>> Begin

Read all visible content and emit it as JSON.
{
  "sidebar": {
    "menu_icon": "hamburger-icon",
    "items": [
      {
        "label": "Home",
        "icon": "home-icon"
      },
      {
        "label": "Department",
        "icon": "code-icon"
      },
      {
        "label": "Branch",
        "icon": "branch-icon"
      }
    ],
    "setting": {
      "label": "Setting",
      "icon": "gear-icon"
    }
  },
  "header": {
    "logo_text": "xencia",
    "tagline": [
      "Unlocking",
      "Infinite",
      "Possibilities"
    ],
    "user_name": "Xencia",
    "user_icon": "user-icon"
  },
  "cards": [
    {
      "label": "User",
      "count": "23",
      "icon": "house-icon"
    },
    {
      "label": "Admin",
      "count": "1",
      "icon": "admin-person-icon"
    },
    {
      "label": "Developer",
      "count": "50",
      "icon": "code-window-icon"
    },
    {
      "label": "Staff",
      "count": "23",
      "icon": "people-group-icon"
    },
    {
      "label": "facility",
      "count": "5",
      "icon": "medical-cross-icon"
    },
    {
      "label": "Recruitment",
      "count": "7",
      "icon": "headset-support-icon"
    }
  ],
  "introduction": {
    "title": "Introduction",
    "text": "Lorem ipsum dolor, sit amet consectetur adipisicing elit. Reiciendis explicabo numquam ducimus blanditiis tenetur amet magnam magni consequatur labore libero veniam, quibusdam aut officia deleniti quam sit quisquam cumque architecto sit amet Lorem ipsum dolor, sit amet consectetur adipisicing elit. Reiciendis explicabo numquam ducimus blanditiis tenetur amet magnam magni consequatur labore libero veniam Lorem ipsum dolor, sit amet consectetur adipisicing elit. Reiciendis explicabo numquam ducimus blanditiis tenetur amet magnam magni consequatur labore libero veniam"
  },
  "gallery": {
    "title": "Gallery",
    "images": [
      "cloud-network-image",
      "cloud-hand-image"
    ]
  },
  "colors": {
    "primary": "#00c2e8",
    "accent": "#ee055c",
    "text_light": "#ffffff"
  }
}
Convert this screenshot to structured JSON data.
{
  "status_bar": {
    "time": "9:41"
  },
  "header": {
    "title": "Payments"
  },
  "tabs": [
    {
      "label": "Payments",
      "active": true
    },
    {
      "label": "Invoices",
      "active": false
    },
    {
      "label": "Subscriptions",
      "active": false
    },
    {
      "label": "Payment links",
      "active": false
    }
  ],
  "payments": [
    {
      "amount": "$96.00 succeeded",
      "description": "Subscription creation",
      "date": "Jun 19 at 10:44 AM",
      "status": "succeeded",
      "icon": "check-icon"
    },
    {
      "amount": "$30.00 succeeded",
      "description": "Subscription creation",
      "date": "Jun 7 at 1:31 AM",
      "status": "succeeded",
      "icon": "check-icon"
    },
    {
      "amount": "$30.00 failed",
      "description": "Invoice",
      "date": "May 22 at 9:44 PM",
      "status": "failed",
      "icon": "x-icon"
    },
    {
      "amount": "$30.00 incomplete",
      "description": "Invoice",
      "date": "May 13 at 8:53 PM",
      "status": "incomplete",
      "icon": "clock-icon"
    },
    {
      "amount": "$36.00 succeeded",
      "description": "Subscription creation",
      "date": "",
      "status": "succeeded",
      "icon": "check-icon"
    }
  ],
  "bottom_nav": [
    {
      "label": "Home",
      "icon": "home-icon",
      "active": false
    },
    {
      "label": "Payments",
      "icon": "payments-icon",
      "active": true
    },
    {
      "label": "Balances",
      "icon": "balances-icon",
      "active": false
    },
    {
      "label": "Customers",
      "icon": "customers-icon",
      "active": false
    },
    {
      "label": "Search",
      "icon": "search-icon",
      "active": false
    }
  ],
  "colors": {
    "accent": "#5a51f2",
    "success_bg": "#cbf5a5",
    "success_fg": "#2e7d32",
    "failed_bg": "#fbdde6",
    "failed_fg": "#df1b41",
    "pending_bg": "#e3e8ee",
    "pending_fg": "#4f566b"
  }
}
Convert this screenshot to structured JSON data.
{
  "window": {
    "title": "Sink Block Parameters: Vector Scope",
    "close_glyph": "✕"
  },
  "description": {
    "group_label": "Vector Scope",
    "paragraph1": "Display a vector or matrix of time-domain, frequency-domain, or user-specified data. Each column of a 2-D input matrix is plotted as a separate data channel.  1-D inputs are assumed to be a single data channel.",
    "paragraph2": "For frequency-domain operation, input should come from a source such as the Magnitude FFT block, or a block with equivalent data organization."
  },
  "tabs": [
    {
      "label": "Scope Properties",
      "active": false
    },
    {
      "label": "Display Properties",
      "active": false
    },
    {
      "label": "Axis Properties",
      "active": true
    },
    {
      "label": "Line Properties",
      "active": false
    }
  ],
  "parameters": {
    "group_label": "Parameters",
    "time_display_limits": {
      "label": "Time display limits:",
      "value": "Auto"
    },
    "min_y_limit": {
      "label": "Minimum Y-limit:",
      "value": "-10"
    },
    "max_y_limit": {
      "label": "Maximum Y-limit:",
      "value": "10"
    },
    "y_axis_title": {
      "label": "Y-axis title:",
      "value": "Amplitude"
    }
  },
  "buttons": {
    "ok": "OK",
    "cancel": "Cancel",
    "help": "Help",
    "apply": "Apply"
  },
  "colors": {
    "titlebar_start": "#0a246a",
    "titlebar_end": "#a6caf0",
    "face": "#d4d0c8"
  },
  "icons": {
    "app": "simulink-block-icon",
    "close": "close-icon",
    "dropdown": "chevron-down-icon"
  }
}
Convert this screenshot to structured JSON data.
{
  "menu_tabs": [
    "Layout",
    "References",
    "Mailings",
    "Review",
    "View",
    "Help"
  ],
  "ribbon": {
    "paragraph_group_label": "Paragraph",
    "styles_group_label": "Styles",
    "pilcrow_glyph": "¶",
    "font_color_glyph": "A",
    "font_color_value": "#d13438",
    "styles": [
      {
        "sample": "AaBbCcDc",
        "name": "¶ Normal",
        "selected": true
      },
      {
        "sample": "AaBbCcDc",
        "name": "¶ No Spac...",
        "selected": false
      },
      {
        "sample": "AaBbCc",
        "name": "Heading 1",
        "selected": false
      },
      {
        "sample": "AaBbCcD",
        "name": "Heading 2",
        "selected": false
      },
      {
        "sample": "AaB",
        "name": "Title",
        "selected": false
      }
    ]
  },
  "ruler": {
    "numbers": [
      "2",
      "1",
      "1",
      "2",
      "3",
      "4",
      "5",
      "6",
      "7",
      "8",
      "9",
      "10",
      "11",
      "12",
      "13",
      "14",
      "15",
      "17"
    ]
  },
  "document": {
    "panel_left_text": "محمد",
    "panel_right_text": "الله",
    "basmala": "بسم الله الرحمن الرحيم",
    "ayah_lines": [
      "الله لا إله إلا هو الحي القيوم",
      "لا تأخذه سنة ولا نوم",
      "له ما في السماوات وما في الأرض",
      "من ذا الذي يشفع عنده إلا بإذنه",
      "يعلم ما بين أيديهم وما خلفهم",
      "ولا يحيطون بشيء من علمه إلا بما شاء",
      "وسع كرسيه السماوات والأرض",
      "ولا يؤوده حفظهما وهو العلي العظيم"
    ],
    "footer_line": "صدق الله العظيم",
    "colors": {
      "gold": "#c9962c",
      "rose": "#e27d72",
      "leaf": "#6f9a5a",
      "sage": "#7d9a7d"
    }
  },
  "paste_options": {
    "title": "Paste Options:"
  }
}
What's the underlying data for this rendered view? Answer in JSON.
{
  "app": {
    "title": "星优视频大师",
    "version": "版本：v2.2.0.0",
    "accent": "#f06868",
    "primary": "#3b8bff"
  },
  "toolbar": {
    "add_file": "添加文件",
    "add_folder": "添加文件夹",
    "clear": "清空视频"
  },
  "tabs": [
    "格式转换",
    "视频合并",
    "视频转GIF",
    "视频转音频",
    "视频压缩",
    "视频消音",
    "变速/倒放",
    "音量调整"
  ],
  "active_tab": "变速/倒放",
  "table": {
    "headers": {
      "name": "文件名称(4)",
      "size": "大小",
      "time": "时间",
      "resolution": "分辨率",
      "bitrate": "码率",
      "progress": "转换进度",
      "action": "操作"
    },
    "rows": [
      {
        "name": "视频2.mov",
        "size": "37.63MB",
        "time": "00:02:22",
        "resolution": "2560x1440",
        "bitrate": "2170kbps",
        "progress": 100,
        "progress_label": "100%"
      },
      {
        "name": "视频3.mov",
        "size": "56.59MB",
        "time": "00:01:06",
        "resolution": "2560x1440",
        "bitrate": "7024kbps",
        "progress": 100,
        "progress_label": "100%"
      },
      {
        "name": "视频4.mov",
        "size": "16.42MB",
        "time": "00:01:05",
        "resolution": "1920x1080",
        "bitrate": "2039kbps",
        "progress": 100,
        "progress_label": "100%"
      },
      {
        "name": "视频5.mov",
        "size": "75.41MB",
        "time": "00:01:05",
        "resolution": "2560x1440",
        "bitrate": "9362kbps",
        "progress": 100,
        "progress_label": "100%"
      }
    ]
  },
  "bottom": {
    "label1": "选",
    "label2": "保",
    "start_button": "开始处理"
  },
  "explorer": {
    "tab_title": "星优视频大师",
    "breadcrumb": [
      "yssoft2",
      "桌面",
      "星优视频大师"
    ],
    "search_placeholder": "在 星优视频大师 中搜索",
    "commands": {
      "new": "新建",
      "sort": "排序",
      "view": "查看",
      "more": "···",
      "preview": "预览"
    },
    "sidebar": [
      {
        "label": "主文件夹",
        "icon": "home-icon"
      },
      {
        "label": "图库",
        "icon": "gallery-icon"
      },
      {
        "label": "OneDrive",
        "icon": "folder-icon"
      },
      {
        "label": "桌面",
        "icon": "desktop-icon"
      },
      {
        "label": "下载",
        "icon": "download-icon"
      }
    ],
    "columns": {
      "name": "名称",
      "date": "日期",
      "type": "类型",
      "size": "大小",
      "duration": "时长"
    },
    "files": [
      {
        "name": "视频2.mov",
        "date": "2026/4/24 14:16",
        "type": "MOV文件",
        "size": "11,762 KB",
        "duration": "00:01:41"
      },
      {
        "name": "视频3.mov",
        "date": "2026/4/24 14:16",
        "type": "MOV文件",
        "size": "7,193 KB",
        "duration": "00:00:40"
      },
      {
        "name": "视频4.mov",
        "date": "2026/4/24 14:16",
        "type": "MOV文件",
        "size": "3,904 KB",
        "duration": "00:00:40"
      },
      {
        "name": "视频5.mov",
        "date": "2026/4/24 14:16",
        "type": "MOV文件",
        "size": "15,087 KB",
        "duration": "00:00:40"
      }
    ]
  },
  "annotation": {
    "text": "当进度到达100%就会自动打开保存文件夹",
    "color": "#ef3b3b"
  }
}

>> End

### WHAT YOU NEED TO DO
Your task is to gather all lines from the entries above that hold the word "العظيم".

### ANSWER TO THIS TASK
      "ولا يؤوده حفظهما وهو العلي العظيم"
    "footer_line": "صدق الله العظيم",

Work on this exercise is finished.